## TEXT
——
Andrei-Nicolae Pippidi (born 12 March 1948, in Bucharest) is a Romanian historian and professor emeritus at the University of Bucharest. He specialised in South-Eastern European history of the 15th–19th century, in Romanian history of the Middle Ages and the Early Modern Period, and in the relationship between South-Eastern Europe and the Occident.

After graduating from the Faculty of History at the University of Bucharest, Pippidi was employed at the Institute of South Eastern European Studies in Bucharest from 1970. Additionally, he conducted research abroad, hosted by the Centre national de la recherche scientifique, Paris (1974 and 1978, with Pierre Chaunu and Jacques Le Goff), and Wolfson College, Oxford (1981–82). In 1981, he earned a doctoral degree at the Babeș-Bolyai University, Cluj-Napoca, 1986 at the University of Oxford (supervised by Hugh Trevor-Roper). In addition to his research at the Institute of South Eastern European Studies, Pippidi worked at the University of Bucharest from 1990, where he was appointed professor of medieval history in 1995. He was a visiting professor at Collegium Budapest (1995), Amsterdam University (1996), and Central European University, Budapest (1999). A member of various commissions in Romania and abroad, he was created knight of the French Ordre des Arts et des Lettres in 2012. 2016, he retired from his position at the University of Bucharest, while continuing to teach courses there.

In addition to his main activity as a medievalist, Pippidi became a founding member of the human rights organization Grupul pentru Dialog Social in 1990. He was a member of the international historic commission that created the Elie Wiesel Report on the Romanian participation in the Holocaust, as well as the Presidential Commission for the Analysis of the Communist Dictatorship in Romania led by Vladimir Tismăneanu. He strongly advocated the preservation of Bucharest's architectural monuments, publishing a journal column and a two-volume popular scientific work on this issue. He was elected a corresponding member of the Romanian Academy in 2012.
——
## BRIEF
Reproduce the passage of the biography of Andrei-Nicolae Pippidi starting at "Andrei-Nicolae Pippidi (born" and ending at "and the Occident.".

## DATA LINES
——
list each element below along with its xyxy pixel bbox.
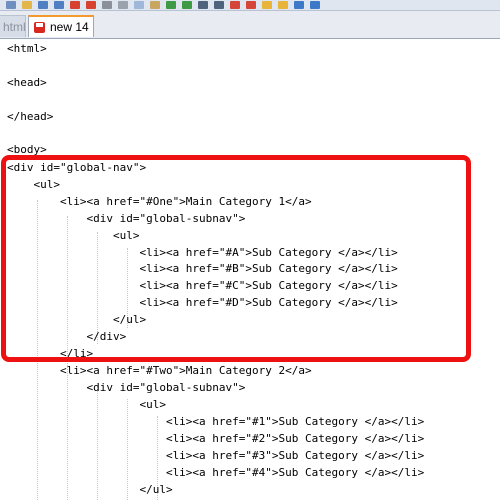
——
## SOLVED EXERCISE
Andrei-Nicolae Pippidi (born 12 March 1948, in Bucharest) is a Romanian historian and professor emeritus at the University of Bucharest. He specialised in South-Eastern European history of the 15th–19th century, in Romanian history of the Middle Ages and the Early Modern Period, and in the relationship between South-Eastern Europe and the Occident.